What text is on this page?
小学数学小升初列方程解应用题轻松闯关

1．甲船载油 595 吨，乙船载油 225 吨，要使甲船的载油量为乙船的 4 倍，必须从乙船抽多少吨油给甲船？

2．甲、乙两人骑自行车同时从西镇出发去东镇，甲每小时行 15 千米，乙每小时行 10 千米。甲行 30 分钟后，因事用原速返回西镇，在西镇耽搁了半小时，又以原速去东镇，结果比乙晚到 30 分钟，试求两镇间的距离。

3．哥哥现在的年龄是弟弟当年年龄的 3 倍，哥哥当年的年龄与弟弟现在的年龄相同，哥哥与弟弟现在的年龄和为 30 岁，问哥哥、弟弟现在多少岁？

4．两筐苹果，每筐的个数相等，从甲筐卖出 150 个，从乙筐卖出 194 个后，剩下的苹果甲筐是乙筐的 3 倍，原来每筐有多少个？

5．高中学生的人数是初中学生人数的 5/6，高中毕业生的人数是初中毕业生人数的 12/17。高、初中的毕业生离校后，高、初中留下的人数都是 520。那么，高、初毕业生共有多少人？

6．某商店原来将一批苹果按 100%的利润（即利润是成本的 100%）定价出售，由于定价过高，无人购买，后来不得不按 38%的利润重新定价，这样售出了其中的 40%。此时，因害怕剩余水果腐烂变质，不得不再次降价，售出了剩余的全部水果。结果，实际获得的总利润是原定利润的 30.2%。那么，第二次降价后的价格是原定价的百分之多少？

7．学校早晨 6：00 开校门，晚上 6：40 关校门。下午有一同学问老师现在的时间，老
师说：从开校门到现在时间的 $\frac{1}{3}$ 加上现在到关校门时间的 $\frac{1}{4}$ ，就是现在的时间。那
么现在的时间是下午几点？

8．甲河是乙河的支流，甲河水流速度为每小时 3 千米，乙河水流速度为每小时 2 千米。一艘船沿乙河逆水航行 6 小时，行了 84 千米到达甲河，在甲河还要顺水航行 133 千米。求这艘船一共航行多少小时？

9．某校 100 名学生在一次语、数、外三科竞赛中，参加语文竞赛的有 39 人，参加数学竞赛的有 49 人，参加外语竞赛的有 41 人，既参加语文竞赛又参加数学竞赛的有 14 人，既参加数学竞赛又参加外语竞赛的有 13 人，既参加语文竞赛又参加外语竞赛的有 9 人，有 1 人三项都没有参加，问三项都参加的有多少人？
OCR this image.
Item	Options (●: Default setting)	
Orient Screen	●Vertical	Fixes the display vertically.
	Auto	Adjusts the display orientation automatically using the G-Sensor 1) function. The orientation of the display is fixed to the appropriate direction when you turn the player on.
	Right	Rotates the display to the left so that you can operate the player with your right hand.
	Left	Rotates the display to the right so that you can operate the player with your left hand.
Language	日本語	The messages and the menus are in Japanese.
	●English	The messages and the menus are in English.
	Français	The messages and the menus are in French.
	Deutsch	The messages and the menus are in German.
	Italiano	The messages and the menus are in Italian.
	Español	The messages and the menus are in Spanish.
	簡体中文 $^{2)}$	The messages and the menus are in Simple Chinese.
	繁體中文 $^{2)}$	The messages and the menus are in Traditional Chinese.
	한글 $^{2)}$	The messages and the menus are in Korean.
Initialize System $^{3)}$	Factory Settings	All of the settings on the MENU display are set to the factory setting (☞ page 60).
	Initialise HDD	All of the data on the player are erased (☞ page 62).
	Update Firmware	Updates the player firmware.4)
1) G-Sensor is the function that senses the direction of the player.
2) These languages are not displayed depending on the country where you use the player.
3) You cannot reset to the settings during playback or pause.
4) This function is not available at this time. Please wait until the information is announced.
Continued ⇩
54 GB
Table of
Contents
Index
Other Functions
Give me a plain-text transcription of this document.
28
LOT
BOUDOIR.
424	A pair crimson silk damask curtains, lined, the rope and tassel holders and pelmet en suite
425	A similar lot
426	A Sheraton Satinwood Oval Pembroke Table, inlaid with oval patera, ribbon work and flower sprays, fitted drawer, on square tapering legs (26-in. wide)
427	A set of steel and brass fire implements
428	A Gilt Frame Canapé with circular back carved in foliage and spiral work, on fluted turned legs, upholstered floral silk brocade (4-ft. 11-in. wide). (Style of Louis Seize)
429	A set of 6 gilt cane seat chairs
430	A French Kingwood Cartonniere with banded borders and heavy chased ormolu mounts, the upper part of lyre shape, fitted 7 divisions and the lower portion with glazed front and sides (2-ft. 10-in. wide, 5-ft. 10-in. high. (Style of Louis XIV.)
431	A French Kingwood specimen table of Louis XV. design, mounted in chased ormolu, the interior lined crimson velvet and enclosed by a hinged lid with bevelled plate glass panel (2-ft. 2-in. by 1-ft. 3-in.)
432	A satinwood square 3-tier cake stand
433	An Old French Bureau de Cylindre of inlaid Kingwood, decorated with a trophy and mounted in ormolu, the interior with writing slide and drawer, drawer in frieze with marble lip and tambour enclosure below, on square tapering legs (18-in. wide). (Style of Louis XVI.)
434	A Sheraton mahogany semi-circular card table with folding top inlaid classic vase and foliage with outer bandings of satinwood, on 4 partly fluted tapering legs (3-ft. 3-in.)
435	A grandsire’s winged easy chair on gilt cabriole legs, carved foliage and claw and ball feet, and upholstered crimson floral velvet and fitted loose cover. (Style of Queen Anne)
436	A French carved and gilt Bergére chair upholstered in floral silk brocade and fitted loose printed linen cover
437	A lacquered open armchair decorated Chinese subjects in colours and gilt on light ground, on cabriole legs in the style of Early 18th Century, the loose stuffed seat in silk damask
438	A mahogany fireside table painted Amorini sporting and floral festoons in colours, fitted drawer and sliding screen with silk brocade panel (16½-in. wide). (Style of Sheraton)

========

Each line of the material should be echoed exactly.

What text is on this page?
小学数学小升初列方程解应用题轻松闯关

1．甲船载油 595 吨，乙船载油 225 吨，要使甲船的载油量为乙船的 4 倍，必须从乙船抽多少吨油给甲船？

2．甲、乙两人骑自行车同时从西镇出发去东镇，甲每小时行 15 千米，乙每小时行 10 千米。甲行 30 分钟后，因事用原速返回西镇，在西镇耽搁了半小时，又以原速去东镇，结果比乙晚到 30 分钟，试求两镇间的距离。

3．哥哥现在的年龄是弟弟当年年龄的 3 倍，哥哥当年的年龄与弟弟现在的年龄相同，哥哥与弟弟现在的年龄和为 30 岁，问哥哥、弟弟现在多少岁？

4．两筐苹果，每筐的个数相等，从甲筐卖出 150 个，从乙筐卖出 194 个后，剩下的苹果甲筐是乙筐的 3 倍，原来每筐有多少个？

5．高中学生的人数是初中学生人数的 5/6，高中毕业生的人数是初中毕业生人数的 12/17。高、初中的毕业生离校后，高、初中留下的人数都是 520。那么，高、初毕业生共有多少人？

6．某商店原来将一批苹果按 100%的利润（即利润是成本的 100%）定价出售，由于定价过高，无人购买，后来不得不按 38%的利润重新定价，这样售出了其中的 40%。此时，因害怕剩余水果腐烂变质，不得不再次降价，售出了剩余的全部水果。结果，实际获得的总利润是原定利润的 30.2%。那么，第二次降价后的价格是原定价的百分之多少？

7．学校早晨 6：00 开校门，晚上 6：40 关校门。下午有一同学问老师现在的时间，老
师说：从开校门到现在时间的 $\frac{1}{3}$ 加上现在到关校门时间的 $\frac{1}{4}$ ，就是现在的时间。那
么现在的时间是下午几点？

8．甲河是乙河的支流，甲河水流速度为每小时 3 千米，乙河水流速度为每小时 2 千米。一艘船沿乙河逆水航行 6 小时，行了 84 千米到达甲河，在甲河还要顺水航行 133 千米。求这艘船一共航行多少小时？

9．某校 100 名学生在一次语、数、外三科竞赛中，参加语文竞赛的有 39 人，参加数学竞赛的有 49 人，参加外语竞赛的有 41 人，既参加语文竞赛又参加数学竞赛的有 14 人，既参加数学竞赛又参加外语竞赛的有 13 人，既参加语文竞赛又参加外语竞赛的有 9 人，有 1 人三项都没有参加，问三项都参加的有多少人？
OCR this image.
Item	Options (●: Default setting)	
Orient Screen	●Vertical	Fixes the display vertically.
	Auto	Adjusts the display orientation automatically using the G-Sensor 1) function. The orientation of the display is fixed to the appropriate direction when you turn the player on.
	Right	Rotates the display to the left so that you can operate the player with your right hand.
	Left	Rotates the display to the right so that you can operate the player with your left hand.
Language	日本語	The messages and the menus are in Japanese.
	●English	The messages and the menus are in English.
	Français	The messages and the menus are in French.
	Deutsch	The messages and the menus are in German.
	Italiano	The messages and the menus are in Italian.
	Español	The messages and the menus are in Spanish.
	簡体中文 $^{2)}$	The messages and the menus are in Simple Chinese.
	繁體中文 $^{2)}$	The messages and the menus are in Traditional Chinese.
	한글 $^{2)}$	The messages and the menus are in Korean.
Initialize System $^{3)}$	Factory Settings	All of the settings on the MENU display are set to the factory setting (☞ page 60).
	Initialise HDD	All of the data on the player are erased (☞ page 62).
	Update Firmware	Updates the player firmware.4)
1) G-Sensor is the function that senses the direction of the player.
2) These languages are not displayed depending on the country where you use the player.
3) You cannot reset to the settings during playback or pause.
4) This function is not available at this time. Please wait until the information is announced.
Continued ⇩
54 GB
Table of
Contents
Index
Other Functions
Give me a plain-text transcription of this document.
28
LOT
BOUDOIR.
424	A pair crimson silk damask curtains, lined, the rope and tassel holders and pelmet en suite
425	A similar lot
426	A Sheraton Satinwood Oval Pembroke Table, inlaid with oval patera, ribbon work and flower sprays, fitted drawer, on square tapering legs (26-in. wide)
427	A set of steel and brass fire implements
428	A Gilt Frame Canapé with circular back carved in foliage and spiral work, on fluted turned legs, upholstered floral silk brocade (4-ft. 11-in. wide). (Style of Louis Seize)
429	A set of 6 gilt cane seat chairs
430	A French Kingwood Cartonniere with banded borders and heavy chased ormolu mounts, the upper part of lyre shape, fitted 7 divisions and the lower portion with glazed front and sides (2-ft. 10-in. wide, 5-ft. 10-in. high. (Style of Louis XIV.)
431	A French Kingwood specimen table of Louis XV. design, mounted in chased ormolu, the interior lined crimson velvet and enclosed by a hinged lid with bevelled plate glass panel (2-ft. 2-in. by 1-ft. 3-in.)
432	A satinwood square 3-tier cake stand
433	An Old French Bureau de Cylindre of inlaid Kingwood, decorated with a trophy and mounted in ormolu, the interior with writing slide and drawer, drawer in frieze with marble lip and tambour enclosure below, on square tapering legs (18-in. wide). (Style of Louis XVI.)
434	A Sheraton mahogany semi-circular card table with folding top inlaid classic vase and foliage with outer bandings of satinwood, on 4 partly fluted tapering legs (3-ft. 3-in.)
435	A grandsire’s winged easy chair on gilt cabriole legs, carved foliage and claw and ball feet, and upholstered crimson floral velvet and fitted loose cover. (Style of Queen Anne)
436	A French carved and gilt Bergére chair upholstered in floral silk brocade and fitted loose printed linen cover
437	A lacquered open armchair decorated Chinese subjects in colours and gilt on light ground, on cabriole legs in the style of Early 18th Century, the loose stuffed seat in silk damask
438	A mahogany fireside table painted Amorini sporting and floral festoons in colours, fitted drawer and sliding screen with silk brocade panel (16½-in. wide). (Style of Sheraton)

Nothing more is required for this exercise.